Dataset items
=======

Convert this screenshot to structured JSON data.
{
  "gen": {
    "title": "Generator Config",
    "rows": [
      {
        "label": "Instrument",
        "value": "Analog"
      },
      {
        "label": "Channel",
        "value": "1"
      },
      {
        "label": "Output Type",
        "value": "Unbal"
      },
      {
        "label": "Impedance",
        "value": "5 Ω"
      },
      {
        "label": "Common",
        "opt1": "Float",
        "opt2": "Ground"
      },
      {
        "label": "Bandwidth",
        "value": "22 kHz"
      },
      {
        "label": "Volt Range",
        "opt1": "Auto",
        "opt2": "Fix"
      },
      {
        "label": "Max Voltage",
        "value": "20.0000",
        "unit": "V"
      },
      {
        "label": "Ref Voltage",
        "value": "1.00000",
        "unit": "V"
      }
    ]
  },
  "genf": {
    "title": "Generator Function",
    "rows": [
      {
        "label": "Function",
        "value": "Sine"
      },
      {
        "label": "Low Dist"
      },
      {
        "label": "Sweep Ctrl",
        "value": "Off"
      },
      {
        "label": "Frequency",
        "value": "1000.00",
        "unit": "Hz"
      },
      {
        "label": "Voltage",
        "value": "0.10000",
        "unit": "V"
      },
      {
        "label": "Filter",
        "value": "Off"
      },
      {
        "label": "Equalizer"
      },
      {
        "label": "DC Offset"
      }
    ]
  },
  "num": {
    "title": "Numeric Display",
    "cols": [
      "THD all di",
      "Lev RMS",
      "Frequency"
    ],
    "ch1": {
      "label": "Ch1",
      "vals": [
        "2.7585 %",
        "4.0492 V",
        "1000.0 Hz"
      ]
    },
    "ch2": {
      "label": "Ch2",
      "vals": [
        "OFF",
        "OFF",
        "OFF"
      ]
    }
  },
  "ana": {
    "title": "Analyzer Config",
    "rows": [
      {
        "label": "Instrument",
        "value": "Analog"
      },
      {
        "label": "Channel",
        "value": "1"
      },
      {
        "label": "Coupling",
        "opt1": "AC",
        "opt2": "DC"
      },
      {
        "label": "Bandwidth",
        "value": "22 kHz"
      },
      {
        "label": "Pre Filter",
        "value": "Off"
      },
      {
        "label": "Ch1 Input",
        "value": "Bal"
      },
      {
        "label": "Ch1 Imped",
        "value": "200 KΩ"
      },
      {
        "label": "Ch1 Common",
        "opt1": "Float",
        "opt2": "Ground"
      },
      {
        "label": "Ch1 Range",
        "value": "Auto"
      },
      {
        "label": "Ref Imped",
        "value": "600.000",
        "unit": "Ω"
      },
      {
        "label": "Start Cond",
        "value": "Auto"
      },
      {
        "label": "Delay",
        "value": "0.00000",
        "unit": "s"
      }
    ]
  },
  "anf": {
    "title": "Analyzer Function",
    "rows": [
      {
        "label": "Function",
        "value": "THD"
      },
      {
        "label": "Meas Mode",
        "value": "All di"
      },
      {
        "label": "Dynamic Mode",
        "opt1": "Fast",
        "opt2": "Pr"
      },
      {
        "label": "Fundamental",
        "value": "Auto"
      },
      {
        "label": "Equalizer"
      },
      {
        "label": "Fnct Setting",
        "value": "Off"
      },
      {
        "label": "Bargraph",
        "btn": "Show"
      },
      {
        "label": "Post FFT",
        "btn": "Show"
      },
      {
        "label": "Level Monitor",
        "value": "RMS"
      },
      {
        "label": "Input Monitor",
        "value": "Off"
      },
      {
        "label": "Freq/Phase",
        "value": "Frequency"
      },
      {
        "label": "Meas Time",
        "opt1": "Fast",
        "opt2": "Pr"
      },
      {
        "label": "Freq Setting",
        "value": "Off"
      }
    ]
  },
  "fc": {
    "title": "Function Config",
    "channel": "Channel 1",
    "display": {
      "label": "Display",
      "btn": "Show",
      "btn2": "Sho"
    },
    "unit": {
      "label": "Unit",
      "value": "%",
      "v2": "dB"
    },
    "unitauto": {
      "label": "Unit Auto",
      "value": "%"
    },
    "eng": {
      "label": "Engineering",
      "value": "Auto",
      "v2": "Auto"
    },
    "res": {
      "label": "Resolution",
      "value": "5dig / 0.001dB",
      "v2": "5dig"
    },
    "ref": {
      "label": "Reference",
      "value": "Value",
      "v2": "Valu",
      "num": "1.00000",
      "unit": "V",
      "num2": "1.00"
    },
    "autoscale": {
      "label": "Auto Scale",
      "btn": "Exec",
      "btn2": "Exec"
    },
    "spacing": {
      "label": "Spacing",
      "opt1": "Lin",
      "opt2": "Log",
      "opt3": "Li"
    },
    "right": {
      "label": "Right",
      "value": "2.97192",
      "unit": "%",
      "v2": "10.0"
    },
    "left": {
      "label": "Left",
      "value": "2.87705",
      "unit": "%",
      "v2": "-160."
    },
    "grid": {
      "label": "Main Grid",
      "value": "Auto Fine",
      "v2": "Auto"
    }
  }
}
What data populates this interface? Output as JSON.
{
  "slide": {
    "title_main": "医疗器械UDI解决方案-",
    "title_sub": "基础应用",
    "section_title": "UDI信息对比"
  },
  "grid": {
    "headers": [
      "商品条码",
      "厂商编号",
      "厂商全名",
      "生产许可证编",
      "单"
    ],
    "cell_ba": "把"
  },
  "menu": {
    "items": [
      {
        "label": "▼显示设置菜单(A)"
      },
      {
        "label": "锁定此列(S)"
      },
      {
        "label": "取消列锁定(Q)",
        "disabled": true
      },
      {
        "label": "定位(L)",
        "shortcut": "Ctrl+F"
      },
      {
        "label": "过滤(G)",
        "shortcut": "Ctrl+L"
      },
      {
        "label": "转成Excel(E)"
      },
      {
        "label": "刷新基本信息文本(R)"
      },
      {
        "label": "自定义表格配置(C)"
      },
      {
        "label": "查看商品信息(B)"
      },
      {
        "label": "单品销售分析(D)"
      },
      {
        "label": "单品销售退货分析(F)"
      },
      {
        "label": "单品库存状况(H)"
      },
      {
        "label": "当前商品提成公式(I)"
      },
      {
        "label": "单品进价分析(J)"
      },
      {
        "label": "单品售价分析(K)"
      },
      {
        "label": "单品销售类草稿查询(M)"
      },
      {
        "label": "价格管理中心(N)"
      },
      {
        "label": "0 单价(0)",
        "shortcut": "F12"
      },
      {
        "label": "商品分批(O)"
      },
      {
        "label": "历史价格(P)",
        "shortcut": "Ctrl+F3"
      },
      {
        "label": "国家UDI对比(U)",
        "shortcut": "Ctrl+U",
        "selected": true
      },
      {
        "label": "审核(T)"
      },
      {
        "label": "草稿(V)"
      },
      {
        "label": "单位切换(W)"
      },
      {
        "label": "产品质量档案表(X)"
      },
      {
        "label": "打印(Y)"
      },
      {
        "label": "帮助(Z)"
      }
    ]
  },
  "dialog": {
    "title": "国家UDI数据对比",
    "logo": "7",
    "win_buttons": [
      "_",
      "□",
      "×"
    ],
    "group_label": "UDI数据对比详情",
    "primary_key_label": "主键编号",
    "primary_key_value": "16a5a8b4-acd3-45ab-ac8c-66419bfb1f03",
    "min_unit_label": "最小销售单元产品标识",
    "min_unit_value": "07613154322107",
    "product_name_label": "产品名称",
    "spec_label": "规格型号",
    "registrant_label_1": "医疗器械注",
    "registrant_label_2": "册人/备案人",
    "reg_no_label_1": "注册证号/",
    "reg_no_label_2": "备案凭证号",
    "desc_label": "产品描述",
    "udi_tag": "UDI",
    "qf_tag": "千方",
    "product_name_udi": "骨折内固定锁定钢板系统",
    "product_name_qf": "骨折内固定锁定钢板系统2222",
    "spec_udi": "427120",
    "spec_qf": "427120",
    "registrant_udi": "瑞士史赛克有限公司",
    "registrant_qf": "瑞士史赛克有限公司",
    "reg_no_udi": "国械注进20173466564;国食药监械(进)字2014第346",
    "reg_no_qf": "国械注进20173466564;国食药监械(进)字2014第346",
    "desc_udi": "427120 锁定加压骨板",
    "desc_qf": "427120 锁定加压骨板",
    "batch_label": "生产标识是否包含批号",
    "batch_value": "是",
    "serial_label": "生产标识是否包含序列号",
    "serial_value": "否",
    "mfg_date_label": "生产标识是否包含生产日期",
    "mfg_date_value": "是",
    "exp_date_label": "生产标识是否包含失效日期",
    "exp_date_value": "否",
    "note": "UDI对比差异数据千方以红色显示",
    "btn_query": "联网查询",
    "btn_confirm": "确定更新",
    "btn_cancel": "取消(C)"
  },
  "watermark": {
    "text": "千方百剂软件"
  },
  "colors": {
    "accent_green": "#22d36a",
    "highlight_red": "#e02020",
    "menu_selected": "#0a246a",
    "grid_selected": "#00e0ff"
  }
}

=======

**Goal**
Find every line in the records that has the string "锁定加压骨板", then state how many there are and nothing else.

**Written reply**
2